(Dataset entries)
☆ ☆ ☆ ☆ ☆

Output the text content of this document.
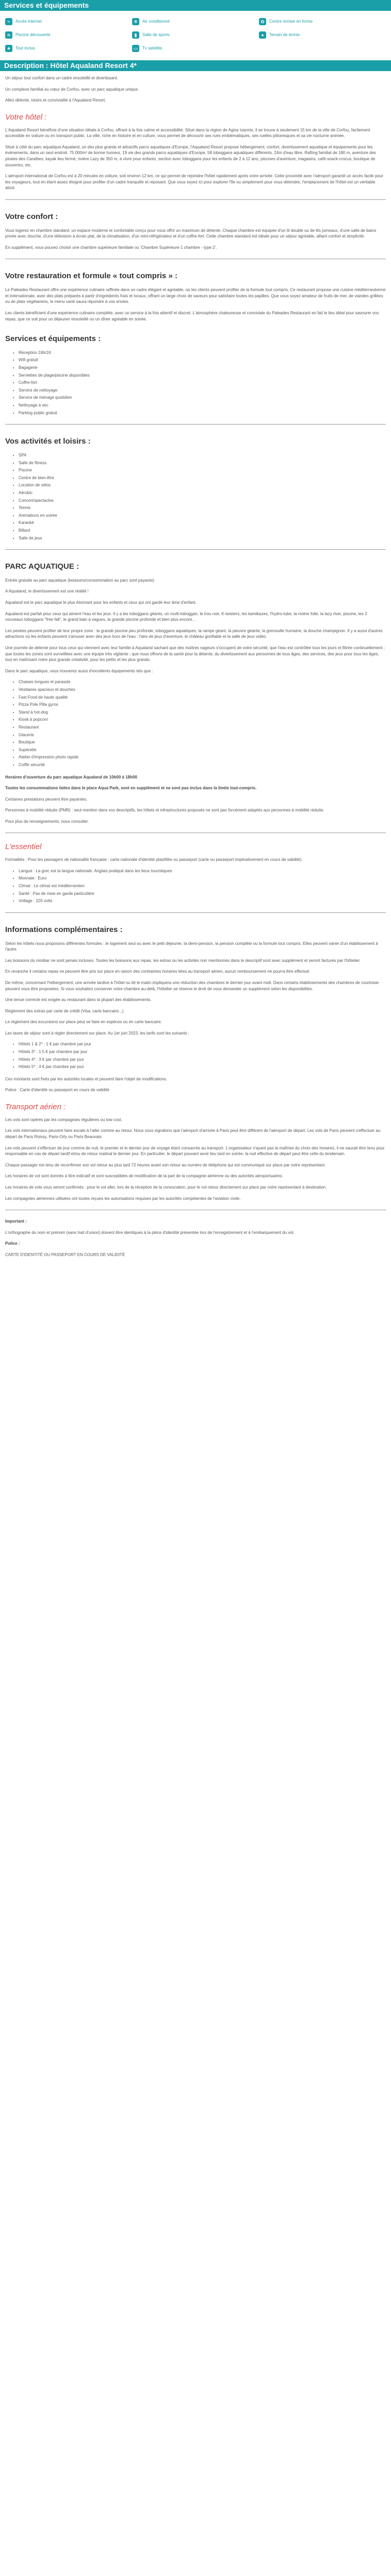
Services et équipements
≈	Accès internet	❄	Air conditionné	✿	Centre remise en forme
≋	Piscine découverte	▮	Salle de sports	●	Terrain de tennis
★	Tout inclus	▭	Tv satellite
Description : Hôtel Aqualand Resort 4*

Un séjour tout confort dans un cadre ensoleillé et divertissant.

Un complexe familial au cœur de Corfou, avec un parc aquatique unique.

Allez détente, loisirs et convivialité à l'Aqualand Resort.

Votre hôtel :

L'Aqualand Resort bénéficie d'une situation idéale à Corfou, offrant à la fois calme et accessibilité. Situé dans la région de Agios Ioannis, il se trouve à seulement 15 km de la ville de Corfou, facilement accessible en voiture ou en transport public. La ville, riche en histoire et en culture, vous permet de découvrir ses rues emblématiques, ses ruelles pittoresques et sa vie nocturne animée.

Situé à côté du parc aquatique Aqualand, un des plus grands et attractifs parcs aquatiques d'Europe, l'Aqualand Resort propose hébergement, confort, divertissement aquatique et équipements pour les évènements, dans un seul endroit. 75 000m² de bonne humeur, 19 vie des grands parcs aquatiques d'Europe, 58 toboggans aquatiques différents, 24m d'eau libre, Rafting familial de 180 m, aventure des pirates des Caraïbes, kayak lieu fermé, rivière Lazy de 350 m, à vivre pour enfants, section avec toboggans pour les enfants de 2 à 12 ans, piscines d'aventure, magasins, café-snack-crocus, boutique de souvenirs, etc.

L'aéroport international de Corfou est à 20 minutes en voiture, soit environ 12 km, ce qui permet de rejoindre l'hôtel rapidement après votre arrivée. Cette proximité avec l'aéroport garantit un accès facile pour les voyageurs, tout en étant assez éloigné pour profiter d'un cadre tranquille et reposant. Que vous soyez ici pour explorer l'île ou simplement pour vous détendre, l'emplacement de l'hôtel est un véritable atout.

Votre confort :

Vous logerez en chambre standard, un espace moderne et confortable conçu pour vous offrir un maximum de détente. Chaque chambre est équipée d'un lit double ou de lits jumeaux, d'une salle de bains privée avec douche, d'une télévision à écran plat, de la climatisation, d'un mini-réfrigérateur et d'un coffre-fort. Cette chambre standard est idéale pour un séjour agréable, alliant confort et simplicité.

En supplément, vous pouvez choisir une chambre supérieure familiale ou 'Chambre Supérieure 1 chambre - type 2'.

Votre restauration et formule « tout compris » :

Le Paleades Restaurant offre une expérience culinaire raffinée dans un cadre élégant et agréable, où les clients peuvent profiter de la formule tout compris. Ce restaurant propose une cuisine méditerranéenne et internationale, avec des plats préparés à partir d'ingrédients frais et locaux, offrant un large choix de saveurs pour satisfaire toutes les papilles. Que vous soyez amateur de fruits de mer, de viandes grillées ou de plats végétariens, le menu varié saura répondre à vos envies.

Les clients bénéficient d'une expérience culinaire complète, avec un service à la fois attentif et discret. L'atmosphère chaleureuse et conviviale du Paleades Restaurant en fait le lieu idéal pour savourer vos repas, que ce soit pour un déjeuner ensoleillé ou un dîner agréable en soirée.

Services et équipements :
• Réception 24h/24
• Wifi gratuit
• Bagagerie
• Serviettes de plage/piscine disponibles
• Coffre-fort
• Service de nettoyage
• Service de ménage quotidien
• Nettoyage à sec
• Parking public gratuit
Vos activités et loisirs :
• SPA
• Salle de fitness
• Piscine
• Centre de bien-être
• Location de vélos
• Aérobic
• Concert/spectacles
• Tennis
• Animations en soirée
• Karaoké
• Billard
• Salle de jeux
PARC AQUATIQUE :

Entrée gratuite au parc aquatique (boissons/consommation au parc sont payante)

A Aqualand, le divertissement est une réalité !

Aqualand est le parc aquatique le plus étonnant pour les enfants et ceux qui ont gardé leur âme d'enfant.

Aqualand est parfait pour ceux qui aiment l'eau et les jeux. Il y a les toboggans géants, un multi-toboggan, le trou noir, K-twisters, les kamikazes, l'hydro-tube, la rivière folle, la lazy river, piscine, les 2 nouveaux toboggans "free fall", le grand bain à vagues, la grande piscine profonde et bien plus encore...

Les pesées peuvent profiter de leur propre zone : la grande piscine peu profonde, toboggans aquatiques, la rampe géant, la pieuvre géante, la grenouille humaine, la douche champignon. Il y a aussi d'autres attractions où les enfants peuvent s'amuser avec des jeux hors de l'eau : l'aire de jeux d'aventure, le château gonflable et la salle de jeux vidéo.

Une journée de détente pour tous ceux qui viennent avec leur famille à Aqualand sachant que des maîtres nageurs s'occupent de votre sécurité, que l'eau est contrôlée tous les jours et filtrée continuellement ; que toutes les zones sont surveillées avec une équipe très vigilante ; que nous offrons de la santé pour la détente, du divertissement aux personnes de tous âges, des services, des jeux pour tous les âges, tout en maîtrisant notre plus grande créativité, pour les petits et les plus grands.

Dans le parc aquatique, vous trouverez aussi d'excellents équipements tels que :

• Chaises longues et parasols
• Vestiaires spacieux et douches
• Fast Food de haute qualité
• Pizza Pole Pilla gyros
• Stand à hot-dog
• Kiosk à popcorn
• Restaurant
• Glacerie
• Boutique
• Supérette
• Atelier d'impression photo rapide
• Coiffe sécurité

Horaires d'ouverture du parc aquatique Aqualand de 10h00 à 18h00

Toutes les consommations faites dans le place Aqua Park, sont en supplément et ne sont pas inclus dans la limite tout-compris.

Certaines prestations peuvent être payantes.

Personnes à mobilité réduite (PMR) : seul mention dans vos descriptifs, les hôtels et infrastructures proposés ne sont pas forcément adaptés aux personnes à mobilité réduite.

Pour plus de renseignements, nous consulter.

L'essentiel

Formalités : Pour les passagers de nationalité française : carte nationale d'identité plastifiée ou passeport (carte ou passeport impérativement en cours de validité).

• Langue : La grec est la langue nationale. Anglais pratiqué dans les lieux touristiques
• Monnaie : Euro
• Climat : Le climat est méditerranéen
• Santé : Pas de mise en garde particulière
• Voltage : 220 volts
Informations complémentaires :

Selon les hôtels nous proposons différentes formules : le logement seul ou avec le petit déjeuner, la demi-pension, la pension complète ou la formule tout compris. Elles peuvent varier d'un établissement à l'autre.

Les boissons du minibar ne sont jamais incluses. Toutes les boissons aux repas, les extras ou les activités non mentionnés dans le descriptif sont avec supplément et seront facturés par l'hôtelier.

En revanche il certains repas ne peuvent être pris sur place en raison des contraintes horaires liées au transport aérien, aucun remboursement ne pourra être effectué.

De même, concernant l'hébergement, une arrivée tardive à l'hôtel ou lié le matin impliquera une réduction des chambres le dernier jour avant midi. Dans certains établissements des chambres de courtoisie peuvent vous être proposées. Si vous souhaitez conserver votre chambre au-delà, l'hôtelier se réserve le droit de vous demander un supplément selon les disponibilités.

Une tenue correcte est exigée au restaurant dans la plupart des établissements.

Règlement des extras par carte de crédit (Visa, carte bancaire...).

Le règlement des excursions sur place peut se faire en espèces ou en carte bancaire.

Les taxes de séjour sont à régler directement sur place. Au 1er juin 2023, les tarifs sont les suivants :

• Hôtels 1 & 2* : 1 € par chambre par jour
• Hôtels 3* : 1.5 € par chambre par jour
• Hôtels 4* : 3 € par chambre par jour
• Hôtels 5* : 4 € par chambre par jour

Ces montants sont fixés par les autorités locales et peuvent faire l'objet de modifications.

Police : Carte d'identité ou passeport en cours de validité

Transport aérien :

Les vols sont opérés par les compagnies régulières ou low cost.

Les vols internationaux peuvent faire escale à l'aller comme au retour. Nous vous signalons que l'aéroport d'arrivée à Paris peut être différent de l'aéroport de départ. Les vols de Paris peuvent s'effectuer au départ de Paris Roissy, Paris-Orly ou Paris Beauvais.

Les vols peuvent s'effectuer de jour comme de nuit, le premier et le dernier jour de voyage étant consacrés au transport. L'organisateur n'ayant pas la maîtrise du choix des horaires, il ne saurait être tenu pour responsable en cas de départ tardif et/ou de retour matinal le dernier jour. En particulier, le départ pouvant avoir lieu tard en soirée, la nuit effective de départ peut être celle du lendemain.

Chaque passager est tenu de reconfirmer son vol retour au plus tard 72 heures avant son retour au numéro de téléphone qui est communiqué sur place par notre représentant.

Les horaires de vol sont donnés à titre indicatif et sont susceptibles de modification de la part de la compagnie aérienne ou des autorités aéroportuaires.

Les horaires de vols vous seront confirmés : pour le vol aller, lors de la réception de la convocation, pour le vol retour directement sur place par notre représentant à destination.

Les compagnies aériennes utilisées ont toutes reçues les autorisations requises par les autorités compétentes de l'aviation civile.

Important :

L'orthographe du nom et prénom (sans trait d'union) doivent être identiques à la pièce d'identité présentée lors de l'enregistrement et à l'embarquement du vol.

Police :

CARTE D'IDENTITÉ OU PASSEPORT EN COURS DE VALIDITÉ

☆ ☆ ☆ ☆ ☆

What to work on: Find each line with the string "avant" and copy it out.

Written solution:
De même, concernant l'hébergement, une arrivée tardive à l'hôtel ou lié le matin impliquera une réduction des chambres le dernier jour avant midi. Dans certains établissements des chambres de courtoisie peuvent vous être proposées. Si vous souhaitez conserver votre chambre au-delà, l'hôtelier se réserve le droit de vous demander un supplément selon les disponibilités.
Chaque passager est tenu de reconfirmer son vol retour au plus tard 72 heures avant son retour au numéro de téléphone qui est communiqué sur place par notre représentant.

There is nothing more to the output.